# Challenge
Return all lines that include the string "name".

# Listing
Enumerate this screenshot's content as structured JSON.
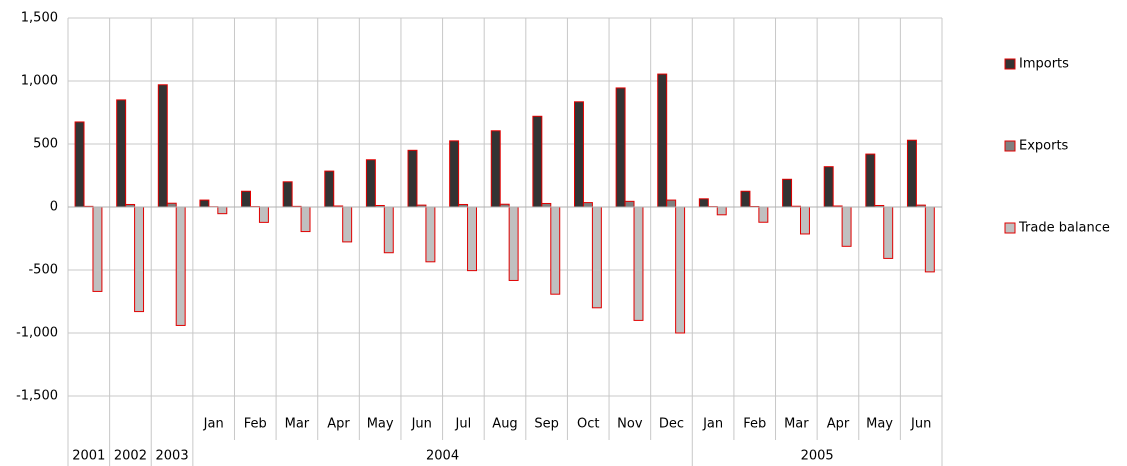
{
  "chart_data": {
    "type": "bar",
    "categories": [
      null,
      null,
      null,
      "Jan",
      "Feb",
      "Mar",
      "Apr",
      "May",
      "Jun",
      "Jul",
      "Aug",
      "Sep",
      "Oct",
      "Nov",
      "Dec",
      "Jan",
      "Feb",
      "Mar",
      "Apr",
      "May",
      "Jun"
    ],
    "category_groups": [
      "2001",
      "2002",
      "2003",
      "2004",
      "2004",
      "2004",
      "2004",
      "2004",
      "2004",
      "2004",
      "2004",
      "2004",
      "2004",
      "2004",
      "2004",
      "2005",
      "2005",
      "2005",
      "2005",
      "2005",
      "2005"
    ],
    "series": [
      {
        "name": "Imports",
        "color": "#333333",
        "values": [
          675,
          850,
          970,
          55,
          125,
          200,
          285,
          375,
          450,
          525,
          605,
          720,
          835,
          945,
          1055,
          65,
          125,
          220,
          320,
          420,
          530
        ]
      },
      {
        "name": "Exports",
        "color": "#808080",
        "values": [
          5,
          20,
          30,
          2,
          3,
          5,
          8,
          12,
          15,
          20,
          22,
          28,
          35,
          45,
          55,
          3,
          4,
          6,
          8,
          12,
          15
        ]
      },
      {
        "name": "Trade balance",
        "color": "#c0c0c0",
        "values": [
          -670,
          -830,
          -940,
          -53,
          -122,
          -195,
          -277,
          -363,
          -435,
          -505,
          -583,
          -692,
          -800,
          -900,
          -1000,
          -62,
          -121,
          -214,
          -312,
          -408,
          -515
        ]
      }
    ],
    "bar_stroke": "#e00000",
    "ylim": [
      -1500,
      1500
    ],
    "yticks": [
      {
        "value": -1500,
        "label": "-1,500"
      },
      {
        "value": -1000,
        "label": "-1,000"
      },
      -500,
      0,
      500,
      {
        "value": 1000,
        "label": "1,000"
      },
      {
        "value": 1500,
        "label": "1,500"
      }
    ],
    "grid": true,
    "legend": "right"
  }
}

# Exercise answer
        "name": "Imports",
        "name": "Exports",
        "name": "Trade balance",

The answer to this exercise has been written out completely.